Exercise task:
Copy every line of the records below that holds the word "color".

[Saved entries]
━━━━━━━━━━━━━━━━

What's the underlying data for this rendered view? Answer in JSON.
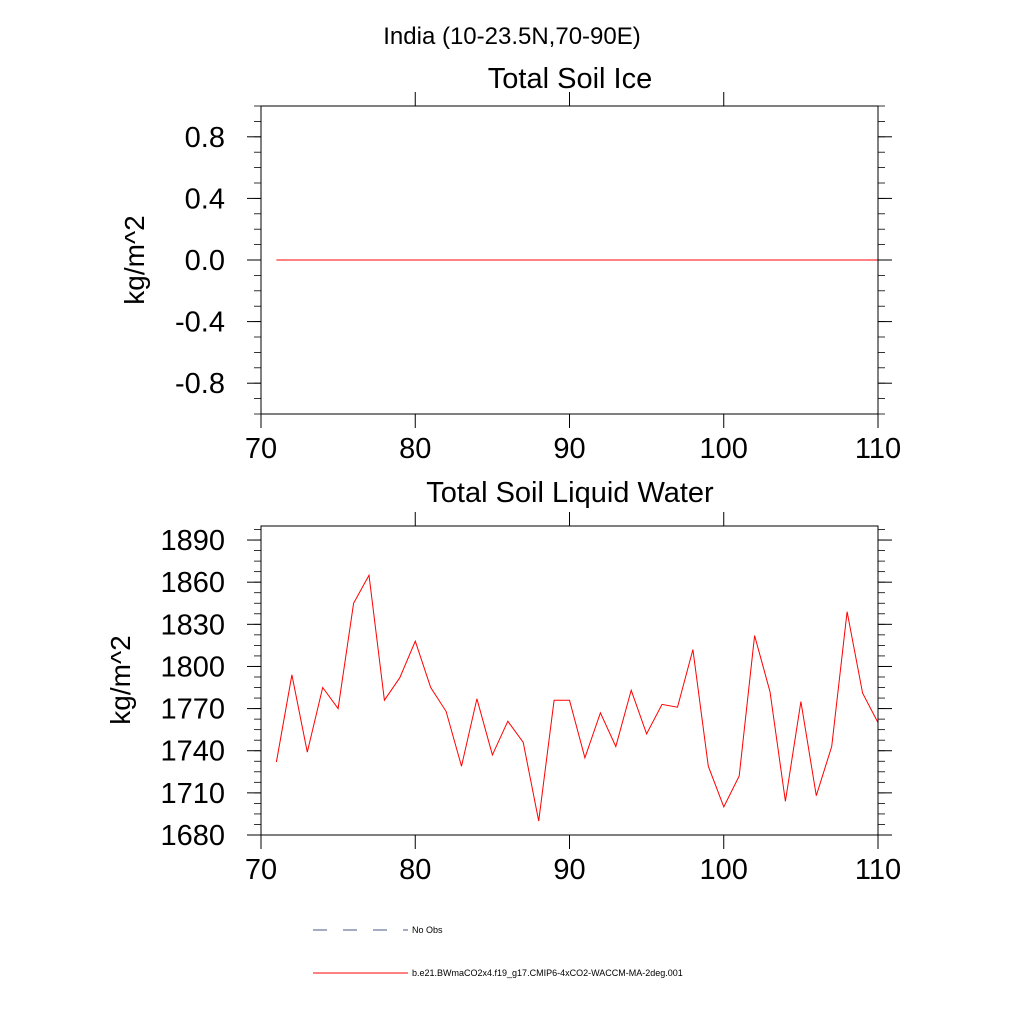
{
  "figure": {
    "region_title": "India (10-23.5N,70-90E)"
  },
  "chart_data": [
    {
      "type": "line",
      "title": "Total Soil Ice",
      "xlabel": "",
      "ylabel": "kg/m^2",
      "xlim": [
        70,
        110
      ],
      "ylim": [
        -1,
        1
      ],
      "x_ticks": [
        70,
        80,
        90,
        100,
        110
      ],
      "x_tick_labels": [
        "70",
        "80",
        "90",
        "100",
        "110"
      ],
      "y_ticks": [
        0.8,
        0.4,
        0.0,
        -0.4,
        -0.8
      ],
      "y_tick_labels": [
        "0.8",
        "0.4",
        "0.0",
        "-0.4",
        "-0.8"
      ],
      "grid": false,
      "series": [
        {
          "color": "#ff0000",
          "x": [
            71,
            110
          ],
          "y": [
            0,
            0
          ]
        }
      ]
    },
    {
      "type": "line",
      "title": "Total Soil Liquid Water",
      "xlabel": "",
      "ylabel": "kg/m^2",
      "xlim": [
        70,
        110
      ],
      "ylim": [
        1680,
        1900
      ],
      "x_ticks": [
        70,
        80,
        90,
        100,
        110
      ],
      "x_tick_labels": [
        "70",
        "80",
        "90",
        "100",
        "110"
      ],
      "y_ticks": [
        1890,
        1860,
        1830,
        1800,
        1770,
        1740,
        1710,
        1680
      ],
      "y_tick_labels": [
        "1890",
        "1860",
        "1830",
        "1800",
        "1770",
        "1740",
        "1710",
        "1680"
      ],
      "grid": false,
      "series": [
        {
          "color": "#ff0000",
          "x": [
            71,
            72,
            73,
            74,
            75,
            76,
            77,
            78,
            79,
            80,
            81,
            82,
            83,
            84,
            85,
            86,
            87,
            88,
            89,
            90,
            91,
            92,
            93,
            94,
            95,
            96,
            97,
            98,
            99,
            100,
            101,
            102,
            103,
            104,
            105,
            106,
            107,
            108,
            109,
            110
          ],
          "y": [
            1732,
            1794,
            1739,
            1785,
            1770,
            1845,
            1865,
            1776,
            1792,
            1818,
            1785,
            1768,
            1729,
            1777,
            1737,
            1761,
            1746,
            1690,
            1776,
            1776,
            1735,
            1767,
            1743,
            1783,
            1752,
            1773,
            1771,
            1812,
            1729,
            1700,
            1722,
            1822,
            1782,
            1704,
            1775,
            1708,
            1743,
            1839,
            1781,
            1760
          ]
        }
      ]
    }
  ],
  "legend": {
    "placement": "bottom",
    "items": [
      {
        "label": "No Obs",
        "color": "#4a5a8a",
        "style": "dashed"
      },
      {
        "label": "b.e21.BWmaCO2x4.f19_g17.CMIP6-4xCO2-WACCM-MA-2deg.001",
        "color": "#ff0000",
        "style": "solid"
      }
    ]
  }
}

━━━━━━━━━━━━━━━━

Exercise response:
          "color": "#ff0000",
          "color": "#ff0000",
        "color": "#4a5a8a",
        "color": "#ff0000",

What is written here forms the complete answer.